**Your task:** The exercise asks for every line of the data to be reproduced exactly.

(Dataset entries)

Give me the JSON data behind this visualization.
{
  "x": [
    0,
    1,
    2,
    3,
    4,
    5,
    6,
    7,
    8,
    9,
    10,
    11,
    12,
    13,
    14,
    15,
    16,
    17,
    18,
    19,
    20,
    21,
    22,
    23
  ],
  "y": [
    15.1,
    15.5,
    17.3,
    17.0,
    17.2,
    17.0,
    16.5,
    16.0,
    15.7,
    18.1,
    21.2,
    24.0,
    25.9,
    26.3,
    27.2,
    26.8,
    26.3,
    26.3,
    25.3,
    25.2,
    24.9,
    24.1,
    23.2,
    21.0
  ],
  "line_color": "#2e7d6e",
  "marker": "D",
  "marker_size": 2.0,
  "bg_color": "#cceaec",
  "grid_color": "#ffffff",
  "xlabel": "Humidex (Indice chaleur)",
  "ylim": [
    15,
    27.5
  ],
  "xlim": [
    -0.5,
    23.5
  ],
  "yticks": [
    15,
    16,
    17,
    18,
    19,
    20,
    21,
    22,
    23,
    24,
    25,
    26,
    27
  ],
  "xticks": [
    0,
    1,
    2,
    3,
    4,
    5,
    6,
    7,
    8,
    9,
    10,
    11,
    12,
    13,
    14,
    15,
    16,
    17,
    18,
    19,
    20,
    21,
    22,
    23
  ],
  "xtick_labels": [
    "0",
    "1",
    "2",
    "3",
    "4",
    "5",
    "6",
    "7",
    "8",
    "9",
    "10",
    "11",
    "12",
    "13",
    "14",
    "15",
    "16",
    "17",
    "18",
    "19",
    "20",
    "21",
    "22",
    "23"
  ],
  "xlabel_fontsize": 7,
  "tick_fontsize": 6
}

**Exercise response:**
Give me the JSON data behind this visualization.
{
  "x": [
    0,
    1,
    2,
    3,
    4,
    5,
    6,
    7,
    8,
    9,
    10,
    11,
    12,
    13,
    14,
    15,
    16,
    17,
    18,
    19,
    20,
    21,
    22,
    23
  ],
  "y": [
    15.1,
    15.5,
    17.3,
    17.0,
    17.2,
    17.0,
    16.5,
    16.0,
    15.7,
    18.1,
    21.2,
    24.0,
    25.9,
    26.3,
    27.2,
    26.8,
    26.3,
    26.3,
    25.3,
    25.2,
    24.9,
    24.1,
    23.2,
    21.0
  ],
  "line_color": "#2e7d6e",
  "marker": "D",
  "marker_size": 2.0,
  "bg_color": "#cceaec",
  "grid_color": "#ffffff",
  "xlabel": "Humidex (Indice chaleur)",
  "ylim": [
    15,
    27.5
  ],
  "xlim": [
    -0.5,
    23.5
  ],
  "yticks": [
    15,
    16,
    17,
    18,
    19,
    20,
    21,
    22,
    23,
    24,
    25,
    26,
    27
  ],
  "xticks": [
    0,
    1,
    2,
    3,
    4,
    5,
    6,
    7,
    8,
    9,
    10,
    11,
    12,
    13,
    14,
    15,
    16,
    17,
    18,
    19,
    20,
    21,
    22,
    23
  ],
  "xtick_labels": [
    "0",
    "1",
    "2",
    "3",
    "4",
    "5",
    "6",
    "7",
    "8",
    "9",
    "10",
    "11",
    "12",
    "13",
    "14",
    "15",
    "16",
    "17",
    "18",
    "19",
    "20",
    "21",
    "22",
    "23"
  ],
  "xlabel_fontsize": 7,
  "tick_fontsize": 6
}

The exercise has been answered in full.